-- Begin EXTRACT TO READ --

Skip to content

Broken Connection after context cancellation

When cancelling a running QueryRowContext the driver returns interrupted (9)

Same does NOT happen when using mattn-github.com/mattn/go-sqlite3` package.

I assume somewhere in driver handling is a race condition that doesn't properly "clean up" an interrupted connection when returning to the pool.

EDIT: While experimenting, it seems that a work-around for the issue with interrupted connections MIGHT be returning false from (*sqlite.conn).IsValid()

func (c *conn) IsValid() bool {
	// return c.db != 0 // original code
	return c.db != 0 && sqlite3.Xsqlite3_is_interrupted(c.tls, c.db) == 0
}

EDIT2: Upon reading Sqlite docs, it seems that some pending statement might not be finalized correctly when cancellation occurs

The sqlite3_interrupt(D) call is in effect until all currently running SQL statements on database connection D complete. Any new SQL statements that are started after the sqlite3_interrupt() call and before the running statement count reaches zero are interrupted as if they had been running prior to the sqlite3_interrupt() call. New SQL statements that are started after the running statement count reaches zero are not effected by the sqlite3_interrupt(). A call to sqlite3_interrupt(D) that occurs when there are no running SQL statements is a no-op and has no effect on SQL statements that are started after the sqlite3_interrupt() call returns.

-- End EXTRACT TO READ --

• _WRITTEN TASKS_
[a] Can you reproduce the part of the SQLite interruption thread between "EDIT: While experimenting, it" and "false from (*sqlite.conn).IsValid()", inclusive?
[b] Which functions or methods are named in the SQLite interruption thread? List each one once.

-- Begin EXCERPTED RECORDS --

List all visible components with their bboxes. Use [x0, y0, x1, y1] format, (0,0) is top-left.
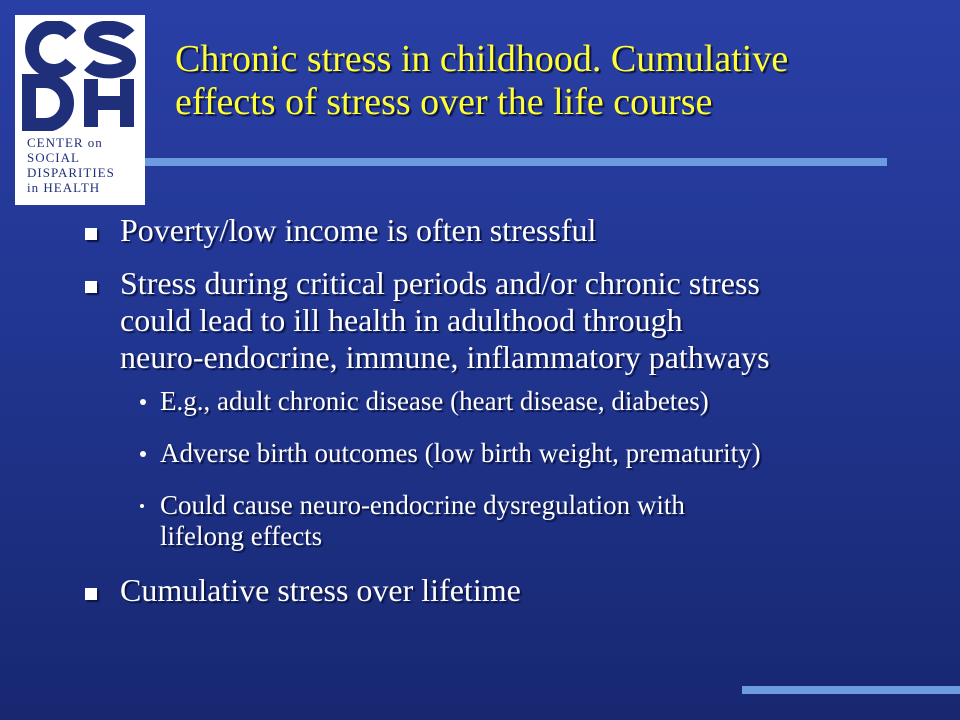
dot-bullet-icon: [140, 504, 144, 508]
subbullet-birth-outcomes: [140, 438, 910, 469]
logo-line: CENTER on: [27, 135, 103, 150]
square-bullet-icon: [85, 588, 97, 600]
title-divider: [145, 158, 887, 166]
bullet-poverty: [80, 212, 910, 249]
csdh-logo: [15, 15, 145, 205]
bullet-text-line: could lead to ill health in adulthood through: [120, 302, 683, 338]
bullet-cumulative-stress: [80, 572, 910, 609]
logo-line: SOCIAL: [27, 150, 80, 165]
logo-line: DISPARITIES: [27, 165, 115, 180]
slide-title-line: Chronic stress in childhood. Cumulative: [175, 38, 789, 80]
subbullet-text-line: Could cause neuro-endocrine dysregulation with: [160, 490, 685, 520]
bullet-text-line: Stress during critical periods and/or chronic stress: [120, 265, 760, 301]
slide-body: [80, 212, 910, 609]
footer-accent-bar: [742, 686, 960, 694]
logo-line: in HEALTH: [27, 180, 101, 195]
square-bullet-icon: [85, 228, 97, 240]
subbullet-text: Adverse birth outcomes (low birth weight, prematurity): [160, 438, 761, 468]
bullet-text-line: neuro-endocrine, immune, inflammatory pathways: [120, 339, 770, 375]
slide-title-line: effects of stress over the life course: [175, 81, 713, 123]
subbullet-text-line: lifelong effects: [160, 521, 323, 551]
subbullet-dysregulation: [140, 490, 910, 552]
subbullet-text: E.g., adult chronic disease (heart disease, diabetes): [160, 386, 709, 416]
logo-text: [21, 135, 139, 195]
slide-title: [175, 38, 935, 124]
dot-bullet-icon: [140, 399, 146, 405]
bullet-text: Poverty/low income is often stressful: [120, 212, 597, 248]
square-bullet-icon: [85, 281, 97, 293]
csdh-monogram: [21, 21, 139, 131]
dot-bullet-icon: [140, 451, 146, 457]
bullet-text: Cumulative stress over lifetime: [120, 572, 521, 608]
bullet-critical-periods: [80, 265, 910, 376]
subbullet-chronic-disease: [140, 386, 910, 417]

-- End EXCERPTED RECORDS --

• _TASK-BY-TASK RESULTS_
[a]
EDIT: While experimenting, it seems that a work-around for the issue with interrupted connections MIGHT be returning false from (*sqlite.conn).IsValid()

[b]
- QueryRowContext
- (*sqlite.conn).IsValid()
- sqlite3.Xsqlite3_is_interrupted
- sqlite3_interrupt